PROMPT – From the entries provided below, copy each line that contains the word "title".

Data entries for graphics
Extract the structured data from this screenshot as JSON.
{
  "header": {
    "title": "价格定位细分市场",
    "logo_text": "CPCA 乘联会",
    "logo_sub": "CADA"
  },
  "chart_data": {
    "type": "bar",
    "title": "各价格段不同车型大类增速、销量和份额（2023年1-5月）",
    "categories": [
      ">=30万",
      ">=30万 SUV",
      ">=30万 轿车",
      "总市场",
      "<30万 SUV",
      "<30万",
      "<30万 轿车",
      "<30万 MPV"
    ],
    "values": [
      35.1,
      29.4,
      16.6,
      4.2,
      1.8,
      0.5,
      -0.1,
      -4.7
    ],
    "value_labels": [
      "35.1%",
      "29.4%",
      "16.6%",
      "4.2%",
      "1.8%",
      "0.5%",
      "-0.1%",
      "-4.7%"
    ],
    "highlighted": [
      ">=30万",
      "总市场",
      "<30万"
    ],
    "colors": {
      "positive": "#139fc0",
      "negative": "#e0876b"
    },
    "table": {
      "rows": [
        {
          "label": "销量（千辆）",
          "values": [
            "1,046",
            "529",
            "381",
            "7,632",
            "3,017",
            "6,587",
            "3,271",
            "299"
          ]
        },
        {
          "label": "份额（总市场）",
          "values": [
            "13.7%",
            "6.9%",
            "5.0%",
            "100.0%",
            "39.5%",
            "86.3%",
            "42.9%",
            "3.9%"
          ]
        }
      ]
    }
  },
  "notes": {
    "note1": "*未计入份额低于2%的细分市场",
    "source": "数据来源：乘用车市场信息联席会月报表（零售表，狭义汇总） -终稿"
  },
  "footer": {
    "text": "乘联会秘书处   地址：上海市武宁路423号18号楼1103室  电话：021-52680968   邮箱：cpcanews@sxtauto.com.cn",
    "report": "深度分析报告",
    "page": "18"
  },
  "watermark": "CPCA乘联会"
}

THE REPLY –
    "title": "价格定位细分市场",
    "title": "各价格段不同车型大类增速、销量和份额（2023年1-5月）",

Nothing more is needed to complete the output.